- _Page text_
Beyond billable hours: how Danish law firms are redefining value in the age of AI

AI is already reducing billable hours in Danish law firms. Tasks that once required several hours can now be completed in a fraction of the time, often with greater consistency.

The question is no longer whether AI will impact legal work. It already does. The real question is: how should that work be priced?

For decades, billable hours provided a stable and predictable model. But as efficiency increases, time is becoming a less reliable measure of value. What happens when the same outcome can be delivered faster, without reducing expectations?

Where the pressure is building

Across the Danish legal market, firms are facing a growing structural tension. This is a challenge increasingly visible in the day-to-day work of law firms, and one that TIQ Time and NORRIQ encounter consistently in practice. TIQ focuses on capturing detailed insights into how legal work is performed, while NORRIQ connects these insights to a broader operational and financial framework. Together, they help firms move beyond fragmented systems and time-based assumptions.

On one side, there is a clear push towards efficiency. AI and legal tech streamline research, drafting and internal workflows. On the other side, pricing models remain largely tied to time spent.

This creates a direct challenge at management level. Increased efficiency, while positive, can put pressure on revenue when pricing is not aligned with the value delivered. At the same time, clients are becoming more informed. They expect transparency, not only in outcomes, but in how work is performed. In this context, relying solely on time-based billing becomes increasingly difficult to justify.

Visibility is becoming the real differentiator

The core issue is not a lack of data. Most firms already track time extensively. The problem is that this data often remains fragmented and retrospective. It does not provide a clear understanding of how work is actually performed, how profitability evolves across matters, or where margins are under pressure.

As workflows become more complex, combining human expertise with AI, this lack of clarity becomes a business risk. Forward-looking firms are therefore shifting their focus. Not towards tracking more time, but towards gaining a more complete understanding of their operations.

TIQ Time supports this by capturing more accurate and detailed time data, allowing firms to analyse how work is distributed across activities, clients and matters.

But time data alone is not enough. To truly understand performance, firms need to connect this data to the broader context of their business: financials, case management, client relationships and compliance.

This is where NORRIQ’s approach becomes relevant.

By bringing together matter management, time tracking, billing, finance and reporting within one integrated Microsoft-based platform, NORRIQ enables firms to move from fragmented tools to a unified operational view. Instead of working across disconnected systems, firms gain real-time clarity on profitability per matter, client and activity and the ability to act on it.

Region and label listings:
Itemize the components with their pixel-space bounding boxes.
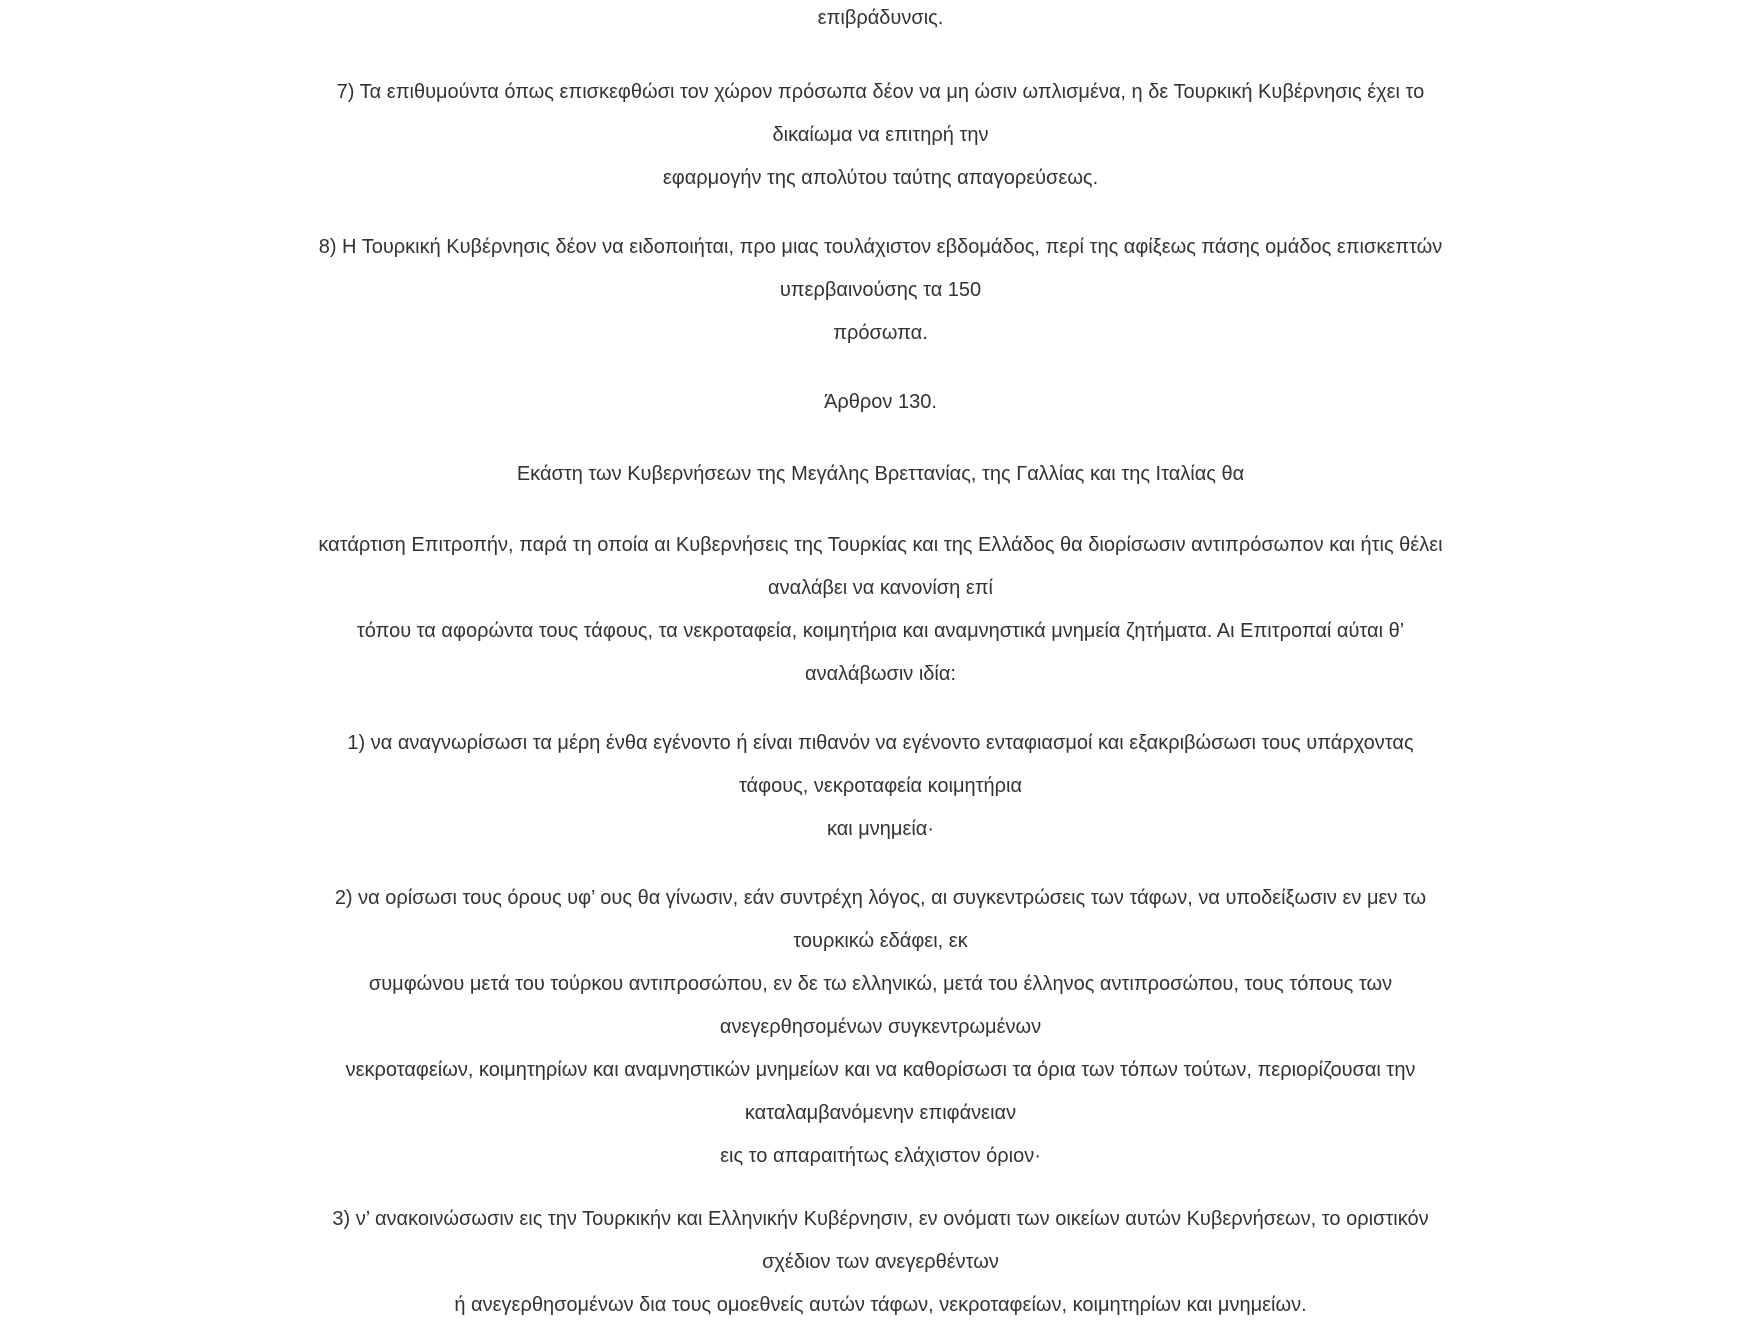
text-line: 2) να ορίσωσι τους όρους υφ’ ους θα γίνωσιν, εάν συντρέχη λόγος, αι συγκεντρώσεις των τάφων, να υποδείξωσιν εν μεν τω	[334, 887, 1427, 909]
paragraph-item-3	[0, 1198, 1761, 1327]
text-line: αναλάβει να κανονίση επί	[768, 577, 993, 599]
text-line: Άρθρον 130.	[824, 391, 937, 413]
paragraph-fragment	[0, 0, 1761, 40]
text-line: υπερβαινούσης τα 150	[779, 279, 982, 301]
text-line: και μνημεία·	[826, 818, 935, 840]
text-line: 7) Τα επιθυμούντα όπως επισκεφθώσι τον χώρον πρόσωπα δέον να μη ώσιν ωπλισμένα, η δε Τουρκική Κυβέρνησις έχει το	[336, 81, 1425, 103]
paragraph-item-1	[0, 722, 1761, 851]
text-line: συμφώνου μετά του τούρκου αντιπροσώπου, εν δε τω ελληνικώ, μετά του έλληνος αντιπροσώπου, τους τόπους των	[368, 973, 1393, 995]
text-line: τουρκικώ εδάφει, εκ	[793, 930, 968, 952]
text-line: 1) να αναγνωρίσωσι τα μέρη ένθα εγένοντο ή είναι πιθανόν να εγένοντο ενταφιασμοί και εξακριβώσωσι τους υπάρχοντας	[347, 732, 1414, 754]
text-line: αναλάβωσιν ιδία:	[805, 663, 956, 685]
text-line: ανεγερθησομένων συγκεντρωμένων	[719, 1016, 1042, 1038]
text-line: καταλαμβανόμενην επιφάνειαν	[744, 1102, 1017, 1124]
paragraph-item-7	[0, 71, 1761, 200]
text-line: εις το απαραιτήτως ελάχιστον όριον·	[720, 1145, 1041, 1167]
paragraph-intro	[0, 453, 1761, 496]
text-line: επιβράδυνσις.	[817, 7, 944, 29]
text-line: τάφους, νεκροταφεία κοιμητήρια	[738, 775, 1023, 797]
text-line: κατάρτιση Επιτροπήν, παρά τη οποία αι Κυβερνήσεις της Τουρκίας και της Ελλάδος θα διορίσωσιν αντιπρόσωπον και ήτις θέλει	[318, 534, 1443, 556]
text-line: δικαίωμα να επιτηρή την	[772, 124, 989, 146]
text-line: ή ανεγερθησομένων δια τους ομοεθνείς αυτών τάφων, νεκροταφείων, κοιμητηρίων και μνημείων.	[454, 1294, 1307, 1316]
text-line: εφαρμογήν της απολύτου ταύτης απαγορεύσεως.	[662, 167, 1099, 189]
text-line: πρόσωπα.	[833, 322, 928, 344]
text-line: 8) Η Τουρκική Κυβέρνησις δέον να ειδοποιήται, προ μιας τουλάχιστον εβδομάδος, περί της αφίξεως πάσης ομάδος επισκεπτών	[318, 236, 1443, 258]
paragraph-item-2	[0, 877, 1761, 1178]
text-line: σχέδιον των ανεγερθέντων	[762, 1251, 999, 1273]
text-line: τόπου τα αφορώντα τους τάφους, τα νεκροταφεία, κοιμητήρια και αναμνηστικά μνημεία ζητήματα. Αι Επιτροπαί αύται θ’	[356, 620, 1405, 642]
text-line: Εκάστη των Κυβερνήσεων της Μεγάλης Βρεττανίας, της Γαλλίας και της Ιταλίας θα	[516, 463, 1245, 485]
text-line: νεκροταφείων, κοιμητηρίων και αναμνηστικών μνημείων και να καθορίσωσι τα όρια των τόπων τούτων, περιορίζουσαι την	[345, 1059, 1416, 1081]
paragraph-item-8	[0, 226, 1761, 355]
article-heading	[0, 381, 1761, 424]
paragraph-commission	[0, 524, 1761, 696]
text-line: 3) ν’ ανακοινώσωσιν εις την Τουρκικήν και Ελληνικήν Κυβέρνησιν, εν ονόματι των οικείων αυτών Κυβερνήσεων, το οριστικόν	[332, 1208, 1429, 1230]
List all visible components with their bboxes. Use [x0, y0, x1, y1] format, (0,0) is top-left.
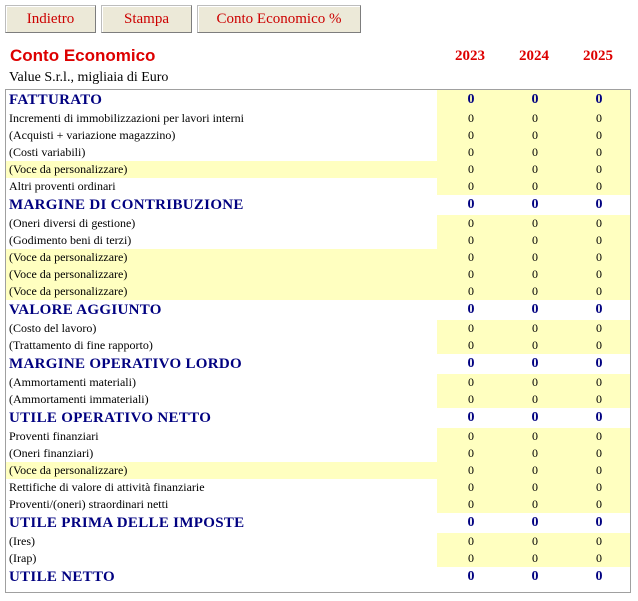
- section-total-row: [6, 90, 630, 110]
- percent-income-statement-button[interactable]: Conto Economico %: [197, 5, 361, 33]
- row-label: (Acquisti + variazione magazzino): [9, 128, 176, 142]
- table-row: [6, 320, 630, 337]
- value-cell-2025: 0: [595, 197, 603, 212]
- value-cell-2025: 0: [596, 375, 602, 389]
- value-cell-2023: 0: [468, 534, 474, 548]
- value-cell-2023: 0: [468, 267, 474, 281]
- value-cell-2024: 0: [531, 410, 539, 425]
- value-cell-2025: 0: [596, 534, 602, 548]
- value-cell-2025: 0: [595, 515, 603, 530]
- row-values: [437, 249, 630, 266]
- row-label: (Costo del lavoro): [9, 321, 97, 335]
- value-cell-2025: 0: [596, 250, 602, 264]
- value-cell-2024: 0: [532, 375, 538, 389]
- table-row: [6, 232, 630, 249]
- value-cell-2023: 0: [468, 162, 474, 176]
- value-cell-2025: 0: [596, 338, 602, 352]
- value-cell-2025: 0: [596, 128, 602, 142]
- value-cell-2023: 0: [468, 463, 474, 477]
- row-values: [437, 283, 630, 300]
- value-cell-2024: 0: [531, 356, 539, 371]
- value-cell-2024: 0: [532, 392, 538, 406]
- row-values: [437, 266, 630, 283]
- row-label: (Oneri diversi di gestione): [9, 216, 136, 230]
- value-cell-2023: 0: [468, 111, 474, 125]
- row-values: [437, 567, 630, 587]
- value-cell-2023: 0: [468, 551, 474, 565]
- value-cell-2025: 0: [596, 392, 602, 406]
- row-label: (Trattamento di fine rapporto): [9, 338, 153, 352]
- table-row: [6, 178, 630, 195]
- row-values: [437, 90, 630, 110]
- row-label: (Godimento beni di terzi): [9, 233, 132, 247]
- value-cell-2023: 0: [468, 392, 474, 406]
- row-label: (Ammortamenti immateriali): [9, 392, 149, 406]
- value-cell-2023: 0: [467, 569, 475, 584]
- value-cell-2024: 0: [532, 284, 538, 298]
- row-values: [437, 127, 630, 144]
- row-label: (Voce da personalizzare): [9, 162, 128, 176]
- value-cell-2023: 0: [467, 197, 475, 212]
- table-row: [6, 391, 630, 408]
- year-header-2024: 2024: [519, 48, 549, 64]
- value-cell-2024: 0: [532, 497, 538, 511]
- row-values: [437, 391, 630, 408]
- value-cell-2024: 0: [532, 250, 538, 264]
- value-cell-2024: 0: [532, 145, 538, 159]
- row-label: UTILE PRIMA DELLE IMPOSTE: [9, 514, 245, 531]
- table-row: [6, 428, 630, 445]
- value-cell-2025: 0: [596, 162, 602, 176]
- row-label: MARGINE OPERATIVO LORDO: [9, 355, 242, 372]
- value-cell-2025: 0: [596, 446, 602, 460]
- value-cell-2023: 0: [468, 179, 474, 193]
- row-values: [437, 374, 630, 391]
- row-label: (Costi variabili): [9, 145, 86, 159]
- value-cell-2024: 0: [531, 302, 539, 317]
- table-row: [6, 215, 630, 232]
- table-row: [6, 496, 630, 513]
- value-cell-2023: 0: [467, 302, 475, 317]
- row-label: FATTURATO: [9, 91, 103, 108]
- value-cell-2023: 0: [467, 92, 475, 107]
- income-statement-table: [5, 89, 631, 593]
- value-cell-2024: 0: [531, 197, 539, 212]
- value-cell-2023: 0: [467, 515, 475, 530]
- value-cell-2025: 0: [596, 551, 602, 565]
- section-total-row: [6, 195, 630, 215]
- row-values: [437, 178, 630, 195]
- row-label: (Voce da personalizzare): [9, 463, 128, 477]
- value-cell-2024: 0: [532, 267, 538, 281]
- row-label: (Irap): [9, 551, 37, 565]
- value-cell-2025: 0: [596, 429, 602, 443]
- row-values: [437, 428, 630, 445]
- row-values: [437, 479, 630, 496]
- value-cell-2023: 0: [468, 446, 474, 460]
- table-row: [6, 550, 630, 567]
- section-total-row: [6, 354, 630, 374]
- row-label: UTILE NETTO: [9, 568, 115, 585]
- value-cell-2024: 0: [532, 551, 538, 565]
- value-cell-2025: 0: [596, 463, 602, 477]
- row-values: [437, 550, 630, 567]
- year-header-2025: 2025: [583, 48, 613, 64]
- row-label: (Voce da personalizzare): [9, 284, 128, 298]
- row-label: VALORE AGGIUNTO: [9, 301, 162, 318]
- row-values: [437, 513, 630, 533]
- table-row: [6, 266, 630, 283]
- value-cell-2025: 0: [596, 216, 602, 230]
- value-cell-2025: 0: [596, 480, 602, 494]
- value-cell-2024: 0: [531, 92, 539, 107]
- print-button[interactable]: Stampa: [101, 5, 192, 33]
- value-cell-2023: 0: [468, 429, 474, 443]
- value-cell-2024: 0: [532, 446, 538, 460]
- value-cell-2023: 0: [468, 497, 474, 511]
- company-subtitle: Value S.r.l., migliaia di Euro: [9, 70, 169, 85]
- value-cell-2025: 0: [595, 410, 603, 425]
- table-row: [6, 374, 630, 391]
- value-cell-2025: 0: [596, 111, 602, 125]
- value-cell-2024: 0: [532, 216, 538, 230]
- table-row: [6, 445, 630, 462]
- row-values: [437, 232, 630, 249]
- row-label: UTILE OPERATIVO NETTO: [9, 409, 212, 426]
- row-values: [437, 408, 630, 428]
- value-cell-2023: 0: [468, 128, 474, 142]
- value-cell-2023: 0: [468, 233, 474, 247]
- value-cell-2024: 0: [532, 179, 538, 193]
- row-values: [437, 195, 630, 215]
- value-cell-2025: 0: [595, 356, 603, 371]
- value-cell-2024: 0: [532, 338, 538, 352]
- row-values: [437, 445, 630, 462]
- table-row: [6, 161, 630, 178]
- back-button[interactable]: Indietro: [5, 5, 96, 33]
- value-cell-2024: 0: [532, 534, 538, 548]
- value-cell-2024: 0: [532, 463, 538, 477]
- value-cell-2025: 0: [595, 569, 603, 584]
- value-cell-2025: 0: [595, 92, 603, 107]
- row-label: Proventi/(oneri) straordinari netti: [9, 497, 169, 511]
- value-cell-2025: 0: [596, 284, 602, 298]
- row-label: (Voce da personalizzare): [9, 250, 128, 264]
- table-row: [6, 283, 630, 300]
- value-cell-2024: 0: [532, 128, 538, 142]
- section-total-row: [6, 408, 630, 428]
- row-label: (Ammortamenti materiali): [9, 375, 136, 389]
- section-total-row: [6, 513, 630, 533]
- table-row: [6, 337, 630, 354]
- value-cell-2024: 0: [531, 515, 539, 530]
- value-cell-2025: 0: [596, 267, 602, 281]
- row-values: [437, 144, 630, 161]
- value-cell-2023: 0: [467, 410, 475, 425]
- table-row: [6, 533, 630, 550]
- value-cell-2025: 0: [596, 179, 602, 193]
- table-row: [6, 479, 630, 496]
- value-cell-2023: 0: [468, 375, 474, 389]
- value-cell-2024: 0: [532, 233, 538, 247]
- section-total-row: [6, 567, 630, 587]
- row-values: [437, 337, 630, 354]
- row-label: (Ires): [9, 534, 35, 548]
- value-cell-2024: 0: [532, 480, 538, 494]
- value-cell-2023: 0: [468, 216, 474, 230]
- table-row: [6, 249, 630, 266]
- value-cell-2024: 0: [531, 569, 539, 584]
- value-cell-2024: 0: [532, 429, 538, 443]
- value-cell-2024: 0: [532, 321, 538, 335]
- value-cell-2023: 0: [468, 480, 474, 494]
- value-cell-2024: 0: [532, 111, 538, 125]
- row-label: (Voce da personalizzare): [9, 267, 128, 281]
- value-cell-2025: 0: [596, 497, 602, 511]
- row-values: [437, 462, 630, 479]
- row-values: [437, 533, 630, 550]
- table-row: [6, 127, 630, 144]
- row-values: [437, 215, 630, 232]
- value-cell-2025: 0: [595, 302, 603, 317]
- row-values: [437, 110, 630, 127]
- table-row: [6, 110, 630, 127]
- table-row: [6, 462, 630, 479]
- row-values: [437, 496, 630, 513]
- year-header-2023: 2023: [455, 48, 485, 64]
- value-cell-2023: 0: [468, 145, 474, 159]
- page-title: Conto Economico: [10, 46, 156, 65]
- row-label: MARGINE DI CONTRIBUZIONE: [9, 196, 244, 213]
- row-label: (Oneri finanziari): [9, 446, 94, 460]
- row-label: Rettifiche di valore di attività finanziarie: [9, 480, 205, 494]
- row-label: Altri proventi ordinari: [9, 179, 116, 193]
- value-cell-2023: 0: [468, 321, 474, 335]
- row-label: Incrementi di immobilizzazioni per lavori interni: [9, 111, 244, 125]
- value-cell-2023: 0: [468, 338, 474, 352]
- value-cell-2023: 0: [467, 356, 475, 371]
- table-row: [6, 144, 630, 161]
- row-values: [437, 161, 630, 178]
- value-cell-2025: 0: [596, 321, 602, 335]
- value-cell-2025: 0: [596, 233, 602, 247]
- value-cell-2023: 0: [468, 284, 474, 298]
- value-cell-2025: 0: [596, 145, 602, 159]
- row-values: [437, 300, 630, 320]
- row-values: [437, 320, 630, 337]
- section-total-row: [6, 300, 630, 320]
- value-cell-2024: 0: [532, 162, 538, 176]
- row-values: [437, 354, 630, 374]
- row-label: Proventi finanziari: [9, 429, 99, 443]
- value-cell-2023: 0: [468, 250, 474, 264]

- _Instruction_
Retype the stretch of the article on AI and legal pricing from "But time data" through "relationships and compliance.". The listings play no part in what comes next.

- _Task solution_
But time data alone is not enough. To truly understand performance, firms need to connect this data to the broader context of their business: financials, case management, client relationships and compliance.